Give back the entire listing verbatim.

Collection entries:
start
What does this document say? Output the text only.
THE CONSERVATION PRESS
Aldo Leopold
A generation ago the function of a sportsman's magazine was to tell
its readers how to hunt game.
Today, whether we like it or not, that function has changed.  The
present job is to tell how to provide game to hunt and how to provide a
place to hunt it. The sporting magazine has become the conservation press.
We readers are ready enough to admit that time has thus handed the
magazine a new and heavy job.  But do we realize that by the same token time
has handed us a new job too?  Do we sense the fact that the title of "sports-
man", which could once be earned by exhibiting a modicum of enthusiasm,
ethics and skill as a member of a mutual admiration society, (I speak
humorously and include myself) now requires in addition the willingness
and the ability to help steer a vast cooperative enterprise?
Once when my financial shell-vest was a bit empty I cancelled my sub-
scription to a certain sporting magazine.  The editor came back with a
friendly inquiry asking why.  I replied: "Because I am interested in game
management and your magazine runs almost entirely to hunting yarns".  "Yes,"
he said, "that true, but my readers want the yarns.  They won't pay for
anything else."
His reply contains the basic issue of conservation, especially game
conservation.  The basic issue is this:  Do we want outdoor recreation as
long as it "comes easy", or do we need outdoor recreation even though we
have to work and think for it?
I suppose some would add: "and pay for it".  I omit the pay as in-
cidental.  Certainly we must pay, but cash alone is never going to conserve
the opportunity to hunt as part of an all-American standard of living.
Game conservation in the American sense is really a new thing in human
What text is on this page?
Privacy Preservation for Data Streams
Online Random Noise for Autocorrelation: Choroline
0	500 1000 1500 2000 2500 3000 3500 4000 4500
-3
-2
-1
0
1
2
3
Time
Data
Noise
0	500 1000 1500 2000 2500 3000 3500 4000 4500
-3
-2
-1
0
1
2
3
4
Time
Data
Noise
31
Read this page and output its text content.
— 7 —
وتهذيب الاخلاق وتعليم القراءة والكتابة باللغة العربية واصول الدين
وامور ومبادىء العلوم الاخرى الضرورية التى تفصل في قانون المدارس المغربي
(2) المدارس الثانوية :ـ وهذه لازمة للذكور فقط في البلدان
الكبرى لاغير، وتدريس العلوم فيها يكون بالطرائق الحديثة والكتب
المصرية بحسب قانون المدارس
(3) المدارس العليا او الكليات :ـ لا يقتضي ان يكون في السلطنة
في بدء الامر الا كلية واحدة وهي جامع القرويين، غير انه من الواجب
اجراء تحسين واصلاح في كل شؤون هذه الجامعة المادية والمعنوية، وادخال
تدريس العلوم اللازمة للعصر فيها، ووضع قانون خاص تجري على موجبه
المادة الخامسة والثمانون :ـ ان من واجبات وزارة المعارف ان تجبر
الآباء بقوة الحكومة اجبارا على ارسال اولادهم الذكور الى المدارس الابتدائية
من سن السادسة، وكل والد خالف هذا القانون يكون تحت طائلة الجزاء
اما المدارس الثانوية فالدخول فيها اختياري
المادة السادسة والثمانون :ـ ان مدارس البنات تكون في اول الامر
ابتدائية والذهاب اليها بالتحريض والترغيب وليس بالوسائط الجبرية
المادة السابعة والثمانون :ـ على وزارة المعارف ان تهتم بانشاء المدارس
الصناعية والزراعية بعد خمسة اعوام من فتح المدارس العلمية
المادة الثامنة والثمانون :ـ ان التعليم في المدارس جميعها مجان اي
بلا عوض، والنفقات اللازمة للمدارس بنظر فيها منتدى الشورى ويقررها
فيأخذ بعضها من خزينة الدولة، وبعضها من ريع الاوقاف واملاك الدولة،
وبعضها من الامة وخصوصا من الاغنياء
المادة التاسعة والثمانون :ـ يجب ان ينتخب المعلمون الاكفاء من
end
Solution below:
What does this document say? Output the text only.
THE CONSERVATION PRESS
Aldo Leopold
A generation ago the function of a sportsman's magazine was to tell
its readers how to hunt game.
Today, whether we like it or not, that function has changed.  The
present job is to tell how to provide game to hunt and how to provide a
place to hunt it. The sporting magazine has become the conservation press.
We readers are ready enough to admit that time has thus handed the
magazine a new and heavy job.  But do we realize that by the same token time
has handed us a new job too?  Do we sense the fact that the title of "sports-
man", which could once be earned by exhibiting a modicum of enthusiasm,
ethics and skill as a member of a mutual admiration society, (I speak
humorously and include myself) now requires in addition the willingness
and the ability to help steer a vast cooperative enterprise?
Once when my financial shell-vest was a bit empty I cancelled my sub-
scription to a certain sporting magazine.  The editor came back with a
friendly inquiry asking why.  I replied: "Because I am interested in game
management and your magazine runs almost entirely to hunting yarns".  "Yes,"
he said, "that true, but my readers want the yarns.  They won't pay for
anything else."
His reply contains the basic issue of conservation, especially game
conservation.  The basic issue is this:  Do we want outdoor recreation as
long as it "comes easy", or do we need outdoor recreation even though we
have to work and think for it?
I suppose some would add: "and pay for it".  I omit the pay as in-
cidental.  Certainly we must pay, but cash alone is never going to conserve
the opportunity to hunt as part of an all-American standard of living.
Game conservation in the American sense is really a new thing in human
What text is on this page?
Privacy Preservation for Data Streams
Online Random Noise for Autocorrelation: Choroline
0	500 1000 1500 2000 2500 3000 3500 4000 4500
-3
-2
-1
0
1
2
3
Time
Data
Noise
0	500 1000 1500 2000 2500 3000 3500 4000 4500
-3
-2
-1
0
1
2
3
4
Time
Data
Noise
31
Read this page and output its text content.
— 7 —
وتهذيب الاخلاق وتعليم القراءة والكتابة باللغة العربية واصول الدين
وامور ومبادىء العلوم الاخرى الضرورية التى تفصل في قانون المدارس المغربي
(2) المدارس الثانوية :ـ وهذه لازمة للذكور فقط في البلدان
الكبرى لاغير، وتدريس العلوم فيها يكون بالطرائق الحديثة والكتب
المصرية بحسب قانون المدارس
(3) المدارس العليا او الكليات :ـ لا يقتضي ان يكون في السلطنة
في بدء الامر الا كلية واحدة وهي جامع القرويين، غير انه من الواجب
اجراء تحسين واصلاح في كل شؤون هذه الجامعة المادية والمعنوية، وادخال
تدريس العلوم اللازمة للعصر فيها، ووضع قانون خاص تجري على موجبه
المادة الخامسة والثمانون :ـ ان من واجبات وزارة المعارف ان تجبر
الآباء بقوة الحكومة اجبارا على ارسال اولادهم الذكور الى المدارس الابتدائية
من سن السادسة، وكل والد خالف هذا القانون يكون تحت طائلة الجزاء
اما المدارس الثانوية فالدخول فيها اختياري
المادة السادسة والثمانون :ـ ان مدارس البنات تكون في اول الامر
ابتدائية والذهاب اليها بالتحريض والترغيب وليس بالوسائط الجبرية
المادة السابعة والثمانون :ـ على وزارة المعارف ان تهتم بانشاء المدارس
الصناعية والزراعية بعد خمسة اعوام من فتح المدارس العلمية
المادة الثامنة والثمانون :ـ ان التعليم في المدارس جميعها مجان اي
بلا عوض، والنفقات اللازمة للمدارس بنظر فيها منتدى الشورى ويقررها
فيأخذ بعضها من خزينة الدولة، وبعضها من ريع الاوقاف واملاك الدولة،
وبعضها من الامة وخصوصا من الاغنياء
المادة التاسعة والثمانون :ـ يجب ان ينتخب المعلمون الاكفاء من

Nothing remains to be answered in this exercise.